> [REQUIRED TASK]:
Print the records again, character for character.
Start DATA LINES
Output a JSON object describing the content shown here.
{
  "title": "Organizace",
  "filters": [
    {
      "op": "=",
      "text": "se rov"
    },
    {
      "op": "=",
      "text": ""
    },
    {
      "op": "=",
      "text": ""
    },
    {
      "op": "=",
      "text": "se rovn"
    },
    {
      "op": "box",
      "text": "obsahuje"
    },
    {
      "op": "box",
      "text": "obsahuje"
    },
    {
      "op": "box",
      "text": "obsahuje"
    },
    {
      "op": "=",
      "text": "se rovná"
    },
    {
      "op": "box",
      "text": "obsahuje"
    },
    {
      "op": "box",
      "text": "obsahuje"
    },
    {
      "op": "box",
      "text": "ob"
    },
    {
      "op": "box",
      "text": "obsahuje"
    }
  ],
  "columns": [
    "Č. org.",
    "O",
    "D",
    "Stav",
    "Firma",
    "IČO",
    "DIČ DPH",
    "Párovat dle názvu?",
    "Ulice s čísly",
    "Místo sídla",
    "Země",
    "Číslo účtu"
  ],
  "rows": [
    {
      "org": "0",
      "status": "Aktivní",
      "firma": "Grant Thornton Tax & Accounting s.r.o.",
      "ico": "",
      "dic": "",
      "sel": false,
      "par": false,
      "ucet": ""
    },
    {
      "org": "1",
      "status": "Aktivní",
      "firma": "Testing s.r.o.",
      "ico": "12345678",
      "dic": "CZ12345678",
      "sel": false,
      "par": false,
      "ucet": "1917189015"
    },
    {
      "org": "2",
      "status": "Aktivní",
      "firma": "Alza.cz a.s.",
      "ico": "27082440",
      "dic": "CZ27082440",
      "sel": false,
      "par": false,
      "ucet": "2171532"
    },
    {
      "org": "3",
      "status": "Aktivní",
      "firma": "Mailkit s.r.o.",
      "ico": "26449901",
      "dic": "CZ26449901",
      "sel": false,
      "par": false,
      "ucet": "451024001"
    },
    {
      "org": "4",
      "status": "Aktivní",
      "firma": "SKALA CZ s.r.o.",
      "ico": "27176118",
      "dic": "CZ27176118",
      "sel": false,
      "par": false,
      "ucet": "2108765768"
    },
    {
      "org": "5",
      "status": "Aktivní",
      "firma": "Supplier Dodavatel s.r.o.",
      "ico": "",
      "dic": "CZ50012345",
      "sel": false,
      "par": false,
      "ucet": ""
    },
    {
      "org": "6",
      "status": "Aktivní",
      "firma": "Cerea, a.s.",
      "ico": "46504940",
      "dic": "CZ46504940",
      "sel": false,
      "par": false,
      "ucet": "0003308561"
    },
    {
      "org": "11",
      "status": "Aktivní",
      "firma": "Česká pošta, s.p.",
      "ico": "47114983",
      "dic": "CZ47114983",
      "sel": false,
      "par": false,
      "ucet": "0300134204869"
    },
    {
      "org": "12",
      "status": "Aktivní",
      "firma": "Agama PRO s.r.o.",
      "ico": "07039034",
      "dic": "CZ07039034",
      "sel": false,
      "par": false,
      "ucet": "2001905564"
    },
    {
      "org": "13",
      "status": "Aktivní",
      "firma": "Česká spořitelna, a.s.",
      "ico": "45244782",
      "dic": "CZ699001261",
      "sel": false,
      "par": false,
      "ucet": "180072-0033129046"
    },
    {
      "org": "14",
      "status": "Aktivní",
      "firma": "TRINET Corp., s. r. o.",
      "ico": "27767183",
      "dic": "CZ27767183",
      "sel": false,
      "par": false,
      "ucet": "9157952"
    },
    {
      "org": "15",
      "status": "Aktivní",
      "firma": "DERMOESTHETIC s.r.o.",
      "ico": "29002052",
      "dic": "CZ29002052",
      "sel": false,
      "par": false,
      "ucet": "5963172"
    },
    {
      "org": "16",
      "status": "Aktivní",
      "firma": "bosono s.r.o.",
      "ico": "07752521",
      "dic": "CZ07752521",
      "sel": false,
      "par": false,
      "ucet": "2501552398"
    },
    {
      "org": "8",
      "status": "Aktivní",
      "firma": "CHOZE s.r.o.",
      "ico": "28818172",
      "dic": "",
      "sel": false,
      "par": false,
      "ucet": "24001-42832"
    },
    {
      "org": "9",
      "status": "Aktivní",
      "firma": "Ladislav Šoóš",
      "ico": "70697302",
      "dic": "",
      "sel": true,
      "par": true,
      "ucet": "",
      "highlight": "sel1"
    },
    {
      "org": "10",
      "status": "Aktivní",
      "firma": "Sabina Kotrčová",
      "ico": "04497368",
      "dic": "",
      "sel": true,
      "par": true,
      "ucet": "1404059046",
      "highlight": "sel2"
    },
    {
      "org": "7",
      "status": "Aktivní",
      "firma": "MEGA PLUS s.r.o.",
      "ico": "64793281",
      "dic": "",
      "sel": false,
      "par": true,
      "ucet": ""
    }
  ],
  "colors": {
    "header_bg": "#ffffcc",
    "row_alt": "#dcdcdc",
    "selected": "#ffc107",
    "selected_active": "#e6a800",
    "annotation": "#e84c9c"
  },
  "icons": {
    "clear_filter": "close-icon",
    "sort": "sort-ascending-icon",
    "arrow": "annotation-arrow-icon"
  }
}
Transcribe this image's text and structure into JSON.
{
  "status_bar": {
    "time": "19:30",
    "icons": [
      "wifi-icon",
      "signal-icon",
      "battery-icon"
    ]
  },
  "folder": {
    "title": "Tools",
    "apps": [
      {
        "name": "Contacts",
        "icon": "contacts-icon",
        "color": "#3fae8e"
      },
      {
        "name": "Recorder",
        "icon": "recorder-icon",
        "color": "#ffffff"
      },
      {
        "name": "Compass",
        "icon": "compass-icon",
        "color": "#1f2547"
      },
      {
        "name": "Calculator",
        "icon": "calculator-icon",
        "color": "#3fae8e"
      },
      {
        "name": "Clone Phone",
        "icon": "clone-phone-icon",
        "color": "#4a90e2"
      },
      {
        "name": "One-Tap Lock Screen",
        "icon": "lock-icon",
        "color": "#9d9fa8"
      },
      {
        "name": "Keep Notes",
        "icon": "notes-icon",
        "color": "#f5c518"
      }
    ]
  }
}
End DATA LINES
> [WRITTEN RESPONSE]:
Output a JSON object describing the content shown here.
{
  "title": "Organizace",
  "filters": [
    {
      "op": "=",
      "text": "se rov"
    },
    {
      "op": "=",
      "text": ""
    },
    {
      "op": "=",
      "text": ""
    },
    {
      "op": "=",
      "text": "se rovn"
    },
    {
      "op": "box",
      "text": "obsahuje"
    },
    {
      "op": "box",
      "text": "obsahuje"
    },
    {
      "op": "box",
      "text": "obsahuje"
    },
    {
      "op": "=",
      "text": "se rovná"
    },
    {
      "op": "box",
      "text": "obsahuje"
    },
    {
      "op": "box",
      "text": "obsahuje"
    },
    {
      "op": "box",
      "text": "ob"
    },
    {
      "op": "box",
      "text": "obsahuje"
    }
  ],
  "columns": [
    "Č. org.",
    "O",
    "D",
    "Stav",
    "Firma",
    "IČO",
    "DIČ DPH",
    "Párovat dle názvu?",
    "Ulice s čísly",
    "Místo sídla",
    "Země",
    "Číslo účtu"
  ],
  "rows": [
    {
      "org": "0",
      "status": "Aktivní",
      "firma": "Grant Thornton Tax & Accounting s.r.o.",
      "ico": "",
      "dic": "",
      "sel": false,
      "par": false,
      "ucet": ""
    },
    {
      "org": "1",
      "status": "Aktivní",
      "firma": "Testing s.r.o.",
      "ico": "12345678",
      "dic": "CZ12345678",
      "sel": false,
      "par": false,
      "ucet": "1917189015"
    },
    {
      "org": "2",
      "status": "Aktivní",
      "firma": "Alza.cz a.s.",
      "ico": "27082440",
      "dic": "CZ27082440",
      "sel": false,
      "par": false,
      "ucet": "2171532"
    },
    {
      "org": "3",
      "status": "Aktivní",
      "firma": "Mailkit s.r.o.",
      "ico": "26449901",
      "dic": "CZ26449901",
      "sel": false,
      "par": false,
      "ucet": "451024001"
    },
    {
      "org": "4",
      "status": "Aktivní",
      "firma": "SKALA CZ s.r.o.",
      "ico": "27176118",
      "dic": "CZ27176118",
      "sel": false,
      "par": false,
      "ucet": "2108765768"
    },
    {
      "org": "5",
      "status": "Aktivní",
      "firma": "Supplier Dodavatel s.r.o.",
      "ico": "",
      "dic": "CZ50012345",
      "sel": false,
      "par": false,
      "ucet": ""
    },
    {
      "org": "6",
      "status": "Aktivní",
      "firma": "Cerea, a.s.",
      "ico": "46504940",
      "dic": "CZ46504940",
      "sel": false,
      "par": false,
      "ucet": "0003308561"
    },
    {
      "org": "11",
      "status": "Aktivní",
      "firma": "Česká pošta, s.p.",
      "ico": "47114983",
      "dic": "CZ47114983",
      "sel": false,
      "par": false,
      "ucet": "0300134204869"
    },
    {
      "org": "12",
      "status": "Aktivní",
      "firma": "Agama PRO s.r.o.",
      "ico": "07039034",
      "dic": "CZ07039034",
      "sel": false,
      "par": false,
      "ucet": "2001905564"
    },
    {
      "org": "13",
      "status": "Aktivní",
      "firma": "Česká spořitelna, a.s.",
      "ico": "45244782",
      "dic": "CZ699001261",
      "sel": false,
      "par": false,
      "ucet": "180072-0033129046"
    },
    {
      "org": "14",
      "status": "Aktivní",
      "firma": "TRINET Corp., s. r. o.",
      "ico": "27767183",
      "dic": "CZ27767183",
      "sel": false,
      "par": false,
      "ucet": "9157952"
    },
    {
      "org": "15",
      "status": "Aktivní",
      "firma": "DERMOESTHETIC s.r.o.",
      "ico": "29002052",
      "dic": "CZ29002052",
      "sel": false,
      "par": false,
      "ucet": "5963172"
    },
    {
      "org": "16",
      "status": "Aktivní",
      "firma": "bosono s.r.o.",
      "ico": "07752521",
      "dic": "CZ07752521",
      "sel": false,
      "par": false,
      "ucet": "2501552398"
    },
    {
      "org": "8",
      "status": "Aktivní",
      "firma": "CHOZE s.r.o.",
      "ico": "28818172",
      "dic": "",
      "sel": false,
      "par": false,
      "ucet": "24001-42832"
    },
    {
      "org": "9",
      "status": "Aktivní",
      "firma": "Ladislav Šoóš",
      "ico": "70697302",
      "dic": "",
      "sel": true,
      "par": true,
      "ucet": "",
      "highlight": "sel1"
    },
    {
      "org": "10",
      "status": "Aktivní",
      "firma": "Sabina Kotrčová",
      "ico": "04497368",
      "dic": "",
      "sel": true,
      "par": true,
      "ucet": "1404059046",
      "highlight": "sel2"
    },
    {
      "org": "7",
      "status": "Aktivní",
      "firma": "MEGA PLUS s.r.o.",
      "ico": "64793281",
      "dic": "",
      "sel": false,
      "par": true,
      "ucet": ""
    }
  ],
  "colors": {
    "header_bg": "#ffffcc",
    "row_alt": "#dcdcdc",
    "selected": "#ffc107",
    "selected_active": "#e6a800",
    "annotation": "#e84c9c"
  },
  "icons": {
    "clear_filter": "close-icon",
    "sort": "sort-ascending-icon",
    "arrow": "annotation-arrow-icon"
  }
}
Transcribe this image's text and structure into JSON.
{
  "status_bar": {
    "time": "19:30",
    "icons": [
      "wifi-icon",
      "signal-icon",
      "battery-icon"
    ]
  },
  "folder": {
    "title": "Tools",
    "apps": [
      {
        "name": "Contacts",
        "icon": "contacts-icon",
        "color": "#3fae8e"
      },
      {
        "name": "Recorder",
        "icon": "recorder-icon",
        "color": "#ffffff"
      },
      {
        "name": "Compass",
        "icon": "compass-icon",
        "color": "#1f2547"
      },
      {
        "name": "Calculator",
        "icon": "calculator-icon",
        "color": "#3fae8e"
      },
      {
        "name": "Clone Phone",
        "icon": "clone-phone-icon",
        "color": "#4a90e2"
      },
      {
        "name": "One-Tap Lock Screen",
        "icon": "lock-icon",
        "color": "#9d9fa8"
      },
      {
        "name": "Keep Notes",
        "icon": "notes-icon",
        "color": "#f5c518"
      }
    ]
  }
}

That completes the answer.